## Record excerpts
◇ ◇ ◇ ◇ ◇ ◇ ◇

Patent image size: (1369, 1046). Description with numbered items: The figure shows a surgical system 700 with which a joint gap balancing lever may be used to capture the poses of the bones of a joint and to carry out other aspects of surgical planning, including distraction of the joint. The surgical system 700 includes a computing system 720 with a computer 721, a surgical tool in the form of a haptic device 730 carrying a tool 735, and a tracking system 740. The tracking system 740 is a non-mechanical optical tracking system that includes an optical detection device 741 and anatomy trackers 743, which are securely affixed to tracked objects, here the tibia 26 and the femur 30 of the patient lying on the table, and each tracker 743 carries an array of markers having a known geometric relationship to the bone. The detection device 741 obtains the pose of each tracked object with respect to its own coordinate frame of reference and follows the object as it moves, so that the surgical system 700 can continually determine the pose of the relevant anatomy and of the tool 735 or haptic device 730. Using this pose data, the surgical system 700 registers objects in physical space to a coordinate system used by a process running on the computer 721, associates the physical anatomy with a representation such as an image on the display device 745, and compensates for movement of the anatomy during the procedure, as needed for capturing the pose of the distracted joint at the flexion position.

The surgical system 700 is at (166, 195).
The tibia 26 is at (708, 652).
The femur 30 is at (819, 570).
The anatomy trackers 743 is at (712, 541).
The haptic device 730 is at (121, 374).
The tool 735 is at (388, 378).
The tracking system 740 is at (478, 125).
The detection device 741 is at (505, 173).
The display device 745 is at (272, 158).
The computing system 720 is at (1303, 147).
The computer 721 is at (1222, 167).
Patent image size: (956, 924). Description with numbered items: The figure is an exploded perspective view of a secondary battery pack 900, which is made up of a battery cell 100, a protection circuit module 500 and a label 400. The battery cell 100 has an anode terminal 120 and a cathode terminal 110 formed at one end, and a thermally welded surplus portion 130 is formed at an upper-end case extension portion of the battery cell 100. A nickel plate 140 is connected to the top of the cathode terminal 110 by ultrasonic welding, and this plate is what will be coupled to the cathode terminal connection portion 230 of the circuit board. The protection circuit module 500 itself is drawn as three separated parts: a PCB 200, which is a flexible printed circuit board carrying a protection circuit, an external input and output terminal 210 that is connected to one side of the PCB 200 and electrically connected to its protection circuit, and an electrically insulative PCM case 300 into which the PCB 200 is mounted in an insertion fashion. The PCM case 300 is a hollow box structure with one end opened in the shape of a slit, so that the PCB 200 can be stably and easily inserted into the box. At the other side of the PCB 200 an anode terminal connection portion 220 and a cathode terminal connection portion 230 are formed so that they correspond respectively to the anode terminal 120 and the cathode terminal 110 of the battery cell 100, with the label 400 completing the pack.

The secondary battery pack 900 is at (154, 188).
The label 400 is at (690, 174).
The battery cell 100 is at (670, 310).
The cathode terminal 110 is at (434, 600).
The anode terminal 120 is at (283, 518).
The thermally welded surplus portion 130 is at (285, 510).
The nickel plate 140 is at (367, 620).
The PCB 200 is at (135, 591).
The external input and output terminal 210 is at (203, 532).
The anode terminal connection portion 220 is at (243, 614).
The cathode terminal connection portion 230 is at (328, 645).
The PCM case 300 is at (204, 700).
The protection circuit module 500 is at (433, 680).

◇ ◇ ◇ ◇ ◇ ◇ ◇

## Problem to solve
Convert the lines into a Markdown table with the columns No. and Text, giving each line a number and leaving out blank lines. Begin at the line that contains "Patent image size: (956, 924)." and stop after the line that contains "The external input".

## The result
| No. | Text |
|---|---|
| 1 | Patent image size: (956, 924). Description with numbered items: The figure is an exploded perspective view of a secondary battery pack 900, which is made up of a battery cell 100, a protection circuit module 500 and a label 400. The battery cell 100 has an anode terminal 120 and a cathode terminal 110 formed at one end, and a thermally welded surplus portion 130 is formed at an upper-end case extension portion of the battery cell 100. A nickel plate 140 is connected to the top of the cathode terminal 110 by ultrasonic welding, and this plate is what will be coupled to the cathode terminal connection portion 230 of the circuit board. The protection circuit module 500 itself is drawn as three separated parts: a PCB 200, which is a flexible printed circuit board carrying a protection circuit, an external input and output terminal 210 that is connected to one side of the PCB 200 and electrically connected to its protection circuit, and an electrically insulative PCM case 300 into which the PCB 200 is mounted in an insertion fashion. The PCM case 300 is a hollow box structure with one end opened in the shape of a slit, so that the PCB 200 can be stably and easily inserted into the box. At the other side of the PCB 200 an anode terminal connection portion 220 and a cathode terminal connection portion 230 are formed so that they correspond respectively to the anode terminal 120 and the cathode terminal 110 of the battery cell 100, with the label 400 completing the pack. |
| 2 | The secondary battery pack 900 is at (154, 188). |
| 3 | The label 400 is at (690, 174). |
| 4 | The battery cell 100 is at (670, 310). |
| 5 | The cathode terminal 110 is at (434, 600). |
| 6 | The anode terminal 120 is at (283, 518). |
| 7 | The thermally welded surplus portion 130 is at (285, 510). |
| 8 | The nickel plate 140 is at (367, 620). |
| 9 | The PCB 200 is at (135, 591). |
| 10 | The external input and output terminal 210 is at (203, 532). |